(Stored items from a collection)
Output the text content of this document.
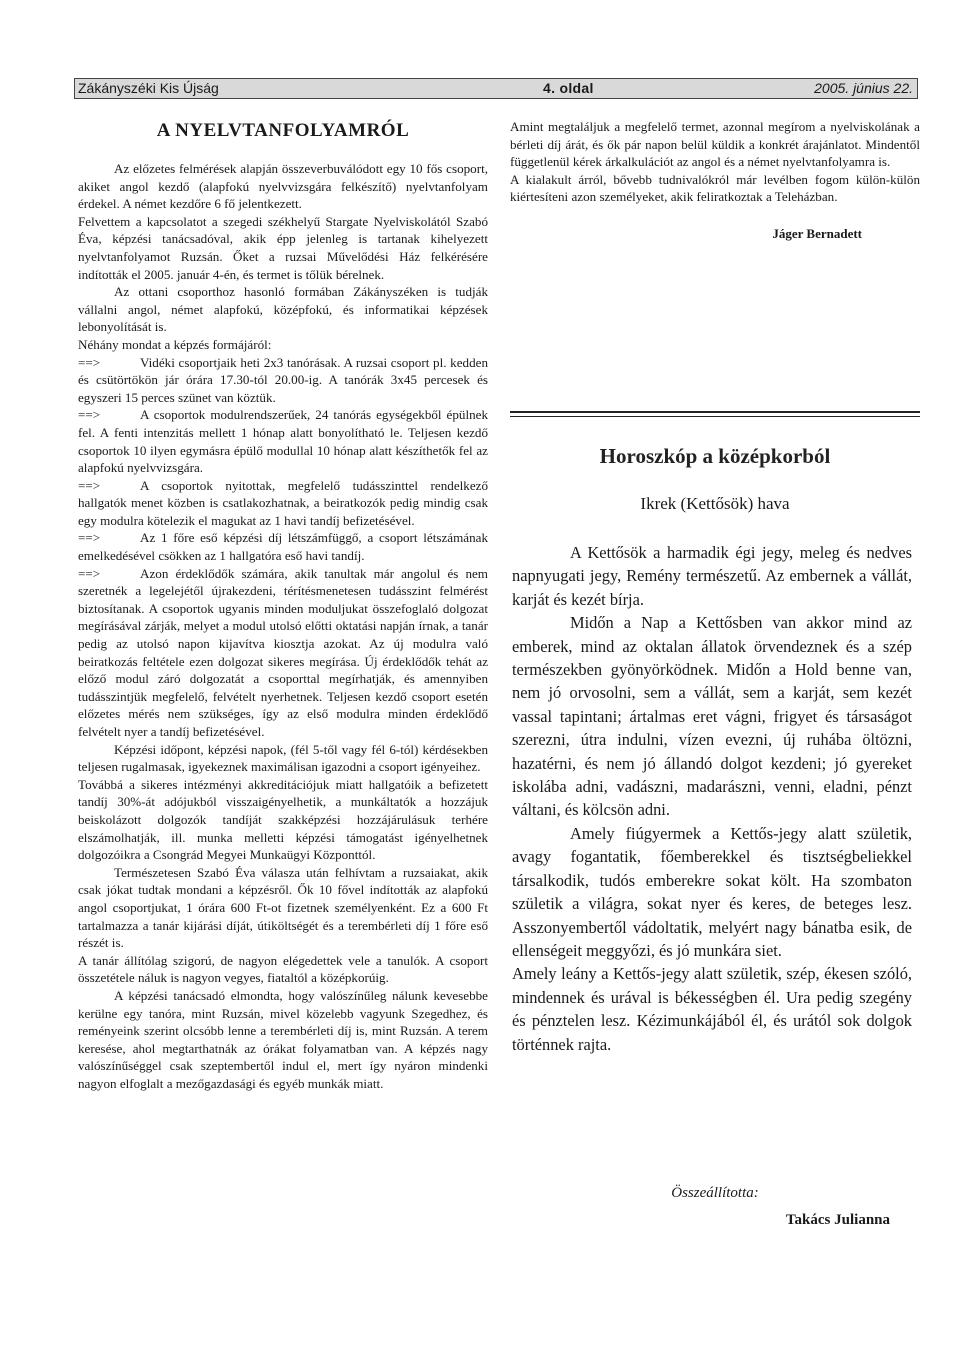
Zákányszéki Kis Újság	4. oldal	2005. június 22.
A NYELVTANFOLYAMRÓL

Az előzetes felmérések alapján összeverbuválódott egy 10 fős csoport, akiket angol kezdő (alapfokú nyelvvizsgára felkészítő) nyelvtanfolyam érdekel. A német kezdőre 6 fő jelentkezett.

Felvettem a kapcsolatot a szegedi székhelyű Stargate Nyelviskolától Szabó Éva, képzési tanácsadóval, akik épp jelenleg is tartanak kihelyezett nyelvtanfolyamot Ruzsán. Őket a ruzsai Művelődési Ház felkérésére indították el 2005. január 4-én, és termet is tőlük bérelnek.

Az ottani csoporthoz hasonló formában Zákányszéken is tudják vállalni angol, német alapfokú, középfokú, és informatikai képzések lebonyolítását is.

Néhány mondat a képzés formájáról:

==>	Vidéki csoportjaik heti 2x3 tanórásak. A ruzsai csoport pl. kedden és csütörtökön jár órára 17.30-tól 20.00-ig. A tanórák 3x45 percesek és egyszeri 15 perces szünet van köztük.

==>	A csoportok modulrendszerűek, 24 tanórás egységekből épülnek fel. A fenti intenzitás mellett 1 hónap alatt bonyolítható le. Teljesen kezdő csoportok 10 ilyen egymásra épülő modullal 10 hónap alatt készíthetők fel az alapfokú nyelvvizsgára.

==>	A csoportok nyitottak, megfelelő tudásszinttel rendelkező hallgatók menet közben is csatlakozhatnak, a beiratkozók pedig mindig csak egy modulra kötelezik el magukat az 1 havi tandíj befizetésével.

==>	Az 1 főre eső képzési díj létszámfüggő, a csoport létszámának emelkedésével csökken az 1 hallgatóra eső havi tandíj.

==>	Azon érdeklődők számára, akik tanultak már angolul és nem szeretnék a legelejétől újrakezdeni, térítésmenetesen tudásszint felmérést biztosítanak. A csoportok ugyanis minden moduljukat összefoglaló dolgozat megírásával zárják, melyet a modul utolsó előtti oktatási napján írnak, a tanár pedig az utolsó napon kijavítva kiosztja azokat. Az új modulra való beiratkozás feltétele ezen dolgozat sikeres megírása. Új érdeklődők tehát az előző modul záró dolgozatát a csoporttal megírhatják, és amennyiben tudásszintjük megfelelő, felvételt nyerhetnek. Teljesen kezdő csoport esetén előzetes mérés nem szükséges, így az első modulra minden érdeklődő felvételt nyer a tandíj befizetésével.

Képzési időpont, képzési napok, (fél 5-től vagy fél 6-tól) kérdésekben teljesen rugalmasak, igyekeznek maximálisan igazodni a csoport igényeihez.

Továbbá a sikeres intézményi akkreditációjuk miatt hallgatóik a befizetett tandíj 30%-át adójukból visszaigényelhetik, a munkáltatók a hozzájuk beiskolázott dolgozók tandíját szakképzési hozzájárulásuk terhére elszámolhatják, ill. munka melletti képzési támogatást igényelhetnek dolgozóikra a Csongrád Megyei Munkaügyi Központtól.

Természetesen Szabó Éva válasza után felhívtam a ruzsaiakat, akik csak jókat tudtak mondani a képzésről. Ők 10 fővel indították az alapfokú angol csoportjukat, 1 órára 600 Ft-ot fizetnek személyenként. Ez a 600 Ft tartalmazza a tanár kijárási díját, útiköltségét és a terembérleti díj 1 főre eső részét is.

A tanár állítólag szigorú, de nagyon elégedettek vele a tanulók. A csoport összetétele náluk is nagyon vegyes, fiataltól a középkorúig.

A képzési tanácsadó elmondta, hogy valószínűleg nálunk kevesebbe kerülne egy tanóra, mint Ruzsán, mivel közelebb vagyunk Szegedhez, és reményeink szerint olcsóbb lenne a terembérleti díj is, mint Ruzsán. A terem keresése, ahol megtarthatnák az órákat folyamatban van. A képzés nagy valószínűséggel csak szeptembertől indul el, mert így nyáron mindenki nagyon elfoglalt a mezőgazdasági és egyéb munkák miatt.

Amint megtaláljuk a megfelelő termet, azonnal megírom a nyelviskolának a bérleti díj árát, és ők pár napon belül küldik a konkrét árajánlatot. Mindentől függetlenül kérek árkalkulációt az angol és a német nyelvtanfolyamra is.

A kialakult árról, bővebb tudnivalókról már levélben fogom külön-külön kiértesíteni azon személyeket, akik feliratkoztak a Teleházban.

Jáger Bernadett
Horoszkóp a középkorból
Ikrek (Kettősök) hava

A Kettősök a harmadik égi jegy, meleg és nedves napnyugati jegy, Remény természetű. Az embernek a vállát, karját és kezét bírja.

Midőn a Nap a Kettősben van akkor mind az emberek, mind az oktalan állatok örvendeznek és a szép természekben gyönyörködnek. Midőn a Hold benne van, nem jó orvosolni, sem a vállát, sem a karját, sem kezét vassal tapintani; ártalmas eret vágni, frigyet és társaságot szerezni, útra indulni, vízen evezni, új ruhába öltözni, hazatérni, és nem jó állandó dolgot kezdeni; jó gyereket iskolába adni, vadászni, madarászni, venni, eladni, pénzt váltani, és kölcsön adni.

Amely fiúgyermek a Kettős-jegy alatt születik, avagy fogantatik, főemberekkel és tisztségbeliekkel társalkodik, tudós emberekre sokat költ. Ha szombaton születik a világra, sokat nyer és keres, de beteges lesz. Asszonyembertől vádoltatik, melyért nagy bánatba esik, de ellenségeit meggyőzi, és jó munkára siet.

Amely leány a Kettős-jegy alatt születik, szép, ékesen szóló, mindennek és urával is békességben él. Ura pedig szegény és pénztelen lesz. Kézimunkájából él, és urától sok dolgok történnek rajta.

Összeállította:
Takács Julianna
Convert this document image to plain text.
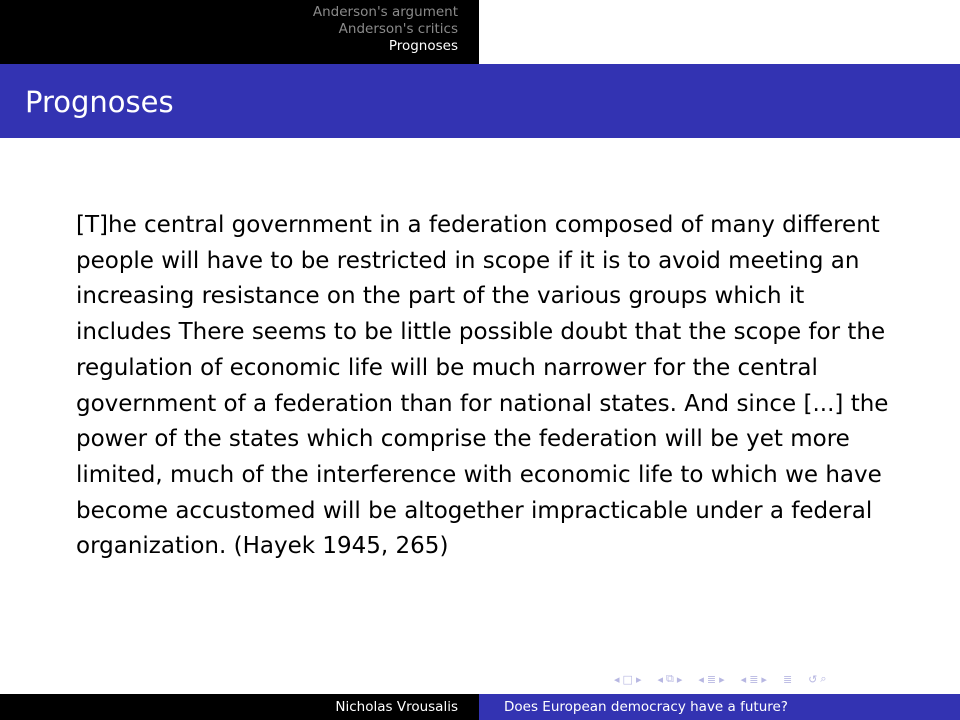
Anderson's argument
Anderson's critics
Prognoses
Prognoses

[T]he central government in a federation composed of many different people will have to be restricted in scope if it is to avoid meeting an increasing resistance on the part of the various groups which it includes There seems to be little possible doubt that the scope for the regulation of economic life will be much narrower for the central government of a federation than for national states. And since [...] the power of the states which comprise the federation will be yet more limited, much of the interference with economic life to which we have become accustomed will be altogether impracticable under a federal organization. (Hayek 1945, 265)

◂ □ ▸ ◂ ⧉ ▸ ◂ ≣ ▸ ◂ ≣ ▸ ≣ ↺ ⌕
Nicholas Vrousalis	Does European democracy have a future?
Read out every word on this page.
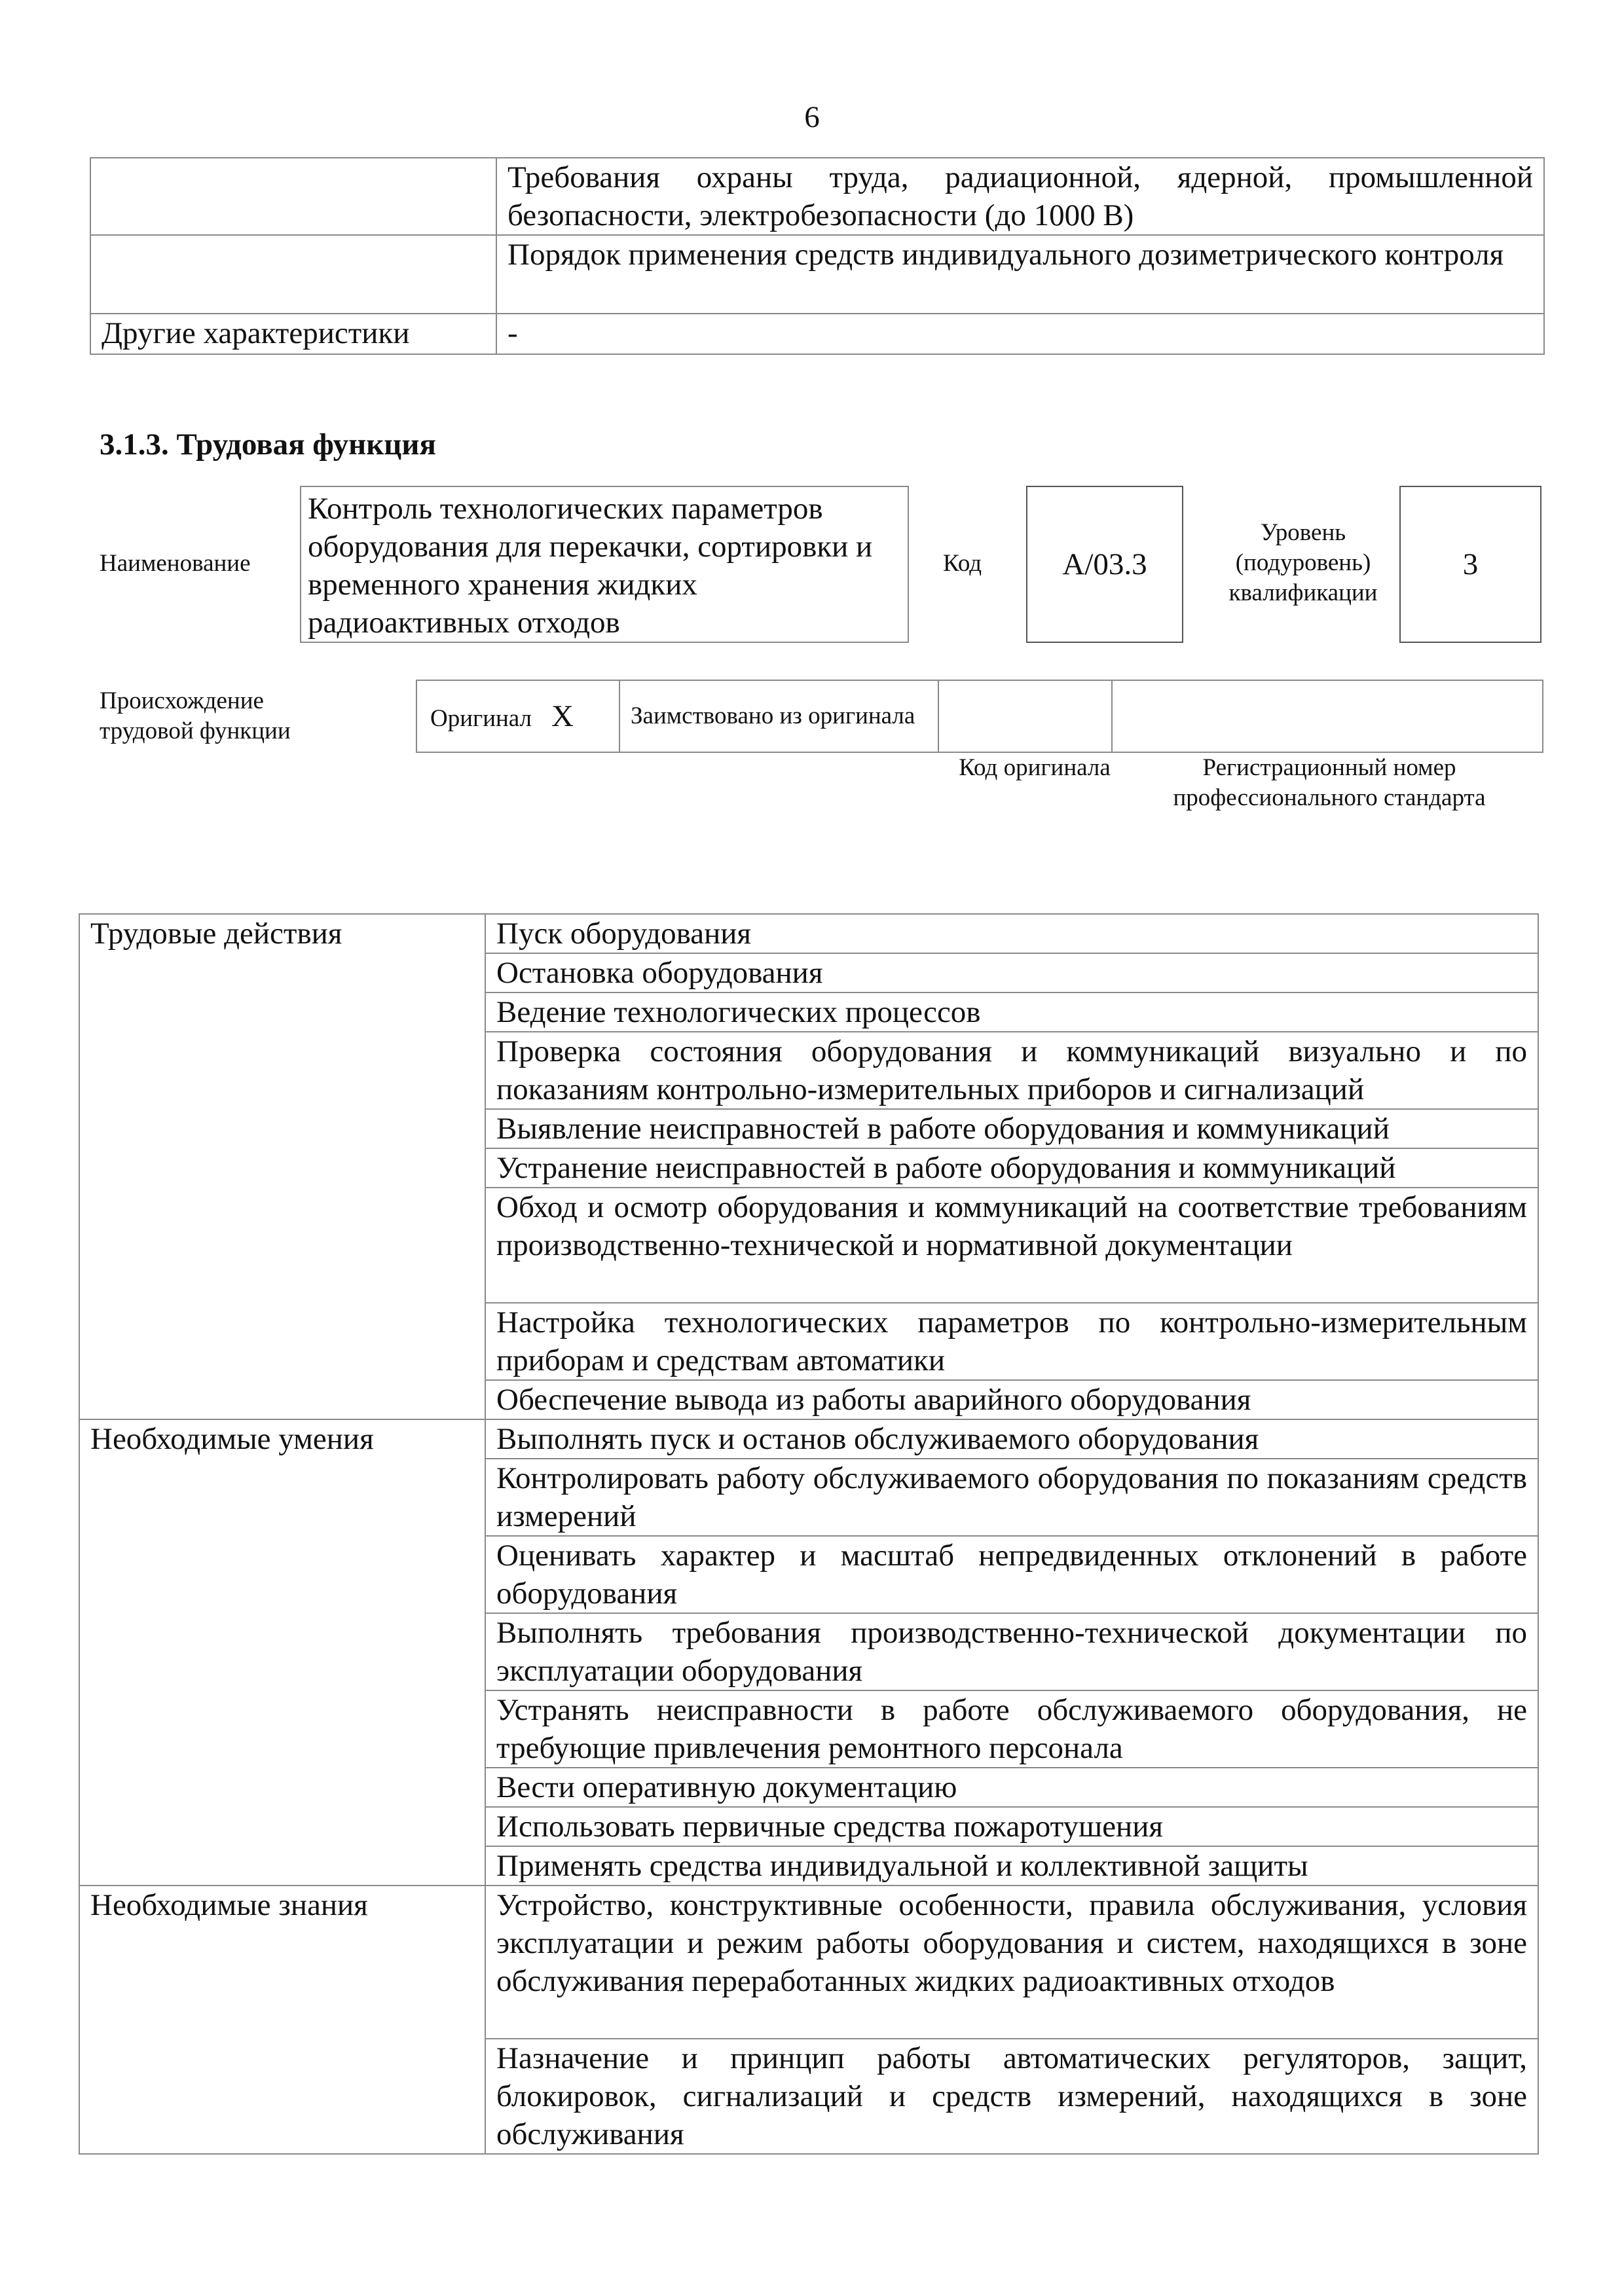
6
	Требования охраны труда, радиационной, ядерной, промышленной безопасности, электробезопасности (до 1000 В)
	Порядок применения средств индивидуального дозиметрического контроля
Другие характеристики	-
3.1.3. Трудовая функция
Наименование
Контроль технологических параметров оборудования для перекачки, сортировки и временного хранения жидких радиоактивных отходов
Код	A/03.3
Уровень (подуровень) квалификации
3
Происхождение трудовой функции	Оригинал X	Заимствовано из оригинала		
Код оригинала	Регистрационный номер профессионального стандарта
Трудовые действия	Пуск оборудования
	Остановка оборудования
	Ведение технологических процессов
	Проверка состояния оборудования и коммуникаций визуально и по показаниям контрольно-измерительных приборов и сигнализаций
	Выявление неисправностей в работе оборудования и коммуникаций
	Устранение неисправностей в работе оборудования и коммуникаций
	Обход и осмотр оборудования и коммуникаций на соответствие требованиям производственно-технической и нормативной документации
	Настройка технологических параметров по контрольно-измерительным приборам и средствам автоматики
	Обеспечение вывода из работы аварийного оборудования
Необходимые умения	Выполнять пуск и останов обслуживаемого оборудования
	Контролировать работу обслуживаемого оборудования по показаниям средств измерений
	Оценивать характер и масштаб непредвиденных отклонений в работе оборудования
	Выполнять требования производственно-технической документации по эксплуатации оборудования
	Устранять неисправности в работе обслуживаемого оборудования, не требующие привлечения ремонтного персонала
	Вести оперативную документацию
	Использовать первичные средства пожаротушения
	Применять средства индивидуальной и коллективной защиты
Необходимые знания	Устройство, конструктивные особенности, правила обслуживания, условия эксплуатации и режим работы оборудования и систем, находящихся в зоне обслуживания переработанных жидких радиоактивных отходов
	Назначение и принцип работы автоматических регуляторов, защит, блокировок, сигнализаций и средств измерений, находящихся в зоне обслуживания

**Aim of the exercise**. Go through the records above, find every line with the word "неисправностей", and list those lines.

**Written answer**.
	Выявление неисправностей в работе оборудования и коммуникаций
	Устранение неисправностей в работе оборудования и коммуникаций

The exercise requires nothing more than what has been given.